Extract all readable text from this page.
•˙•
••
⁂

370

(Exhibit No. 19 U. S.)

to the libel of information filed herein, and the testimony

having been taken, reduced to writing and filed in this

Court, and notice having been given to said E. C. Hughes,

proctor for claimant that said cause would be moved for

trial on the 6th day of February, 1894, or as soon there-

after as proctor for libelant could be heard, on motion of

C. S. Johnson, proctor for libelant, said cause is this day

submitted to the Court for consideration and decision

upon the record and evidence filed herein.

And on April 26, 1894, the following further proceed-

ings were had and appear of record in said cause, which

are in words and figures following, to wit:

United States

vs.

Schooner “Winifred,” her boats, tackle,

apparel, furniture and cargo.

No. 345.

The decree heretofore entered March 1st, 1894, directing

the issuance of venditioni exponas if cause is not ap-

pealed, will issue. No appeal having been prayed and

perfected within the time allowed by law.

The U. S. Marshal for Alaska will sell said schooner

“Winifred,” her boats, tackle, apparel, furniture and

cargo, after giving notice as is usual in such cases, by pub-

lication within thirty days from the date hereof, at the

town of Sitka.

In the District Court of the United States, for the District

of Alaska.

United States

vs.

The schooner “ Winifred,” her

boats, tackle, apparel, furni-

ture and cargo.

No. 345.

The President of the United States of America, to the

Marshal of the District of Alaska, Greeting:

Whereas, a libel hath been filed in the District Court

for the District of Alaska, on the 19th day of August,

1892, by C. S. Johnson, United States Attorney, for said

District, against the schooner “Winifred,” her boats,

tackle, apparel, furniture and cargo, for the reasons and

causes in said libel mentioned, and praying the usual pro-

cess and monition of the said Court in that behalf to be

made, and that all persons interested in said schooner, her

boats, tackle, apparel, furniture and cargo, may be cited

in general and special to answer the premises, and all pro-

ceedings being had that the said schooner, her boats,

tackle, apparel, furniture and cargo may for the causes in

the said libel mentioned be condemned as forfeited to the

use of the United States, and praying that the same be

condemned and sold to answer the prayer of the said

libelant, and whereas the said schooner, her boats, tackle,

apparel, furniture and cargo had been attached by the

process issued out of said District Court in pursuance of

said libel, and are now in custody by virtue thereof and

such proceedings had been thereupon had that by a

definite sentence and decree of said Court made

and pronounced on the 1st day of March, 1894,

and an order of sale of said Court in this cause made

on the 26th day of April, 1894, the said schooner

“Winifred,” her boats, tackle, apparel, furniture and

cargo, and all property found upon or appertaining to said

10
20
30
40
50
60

========================================

## GOAL
Provide only the number of lines in the records containing the string "answer".

## REPLY
2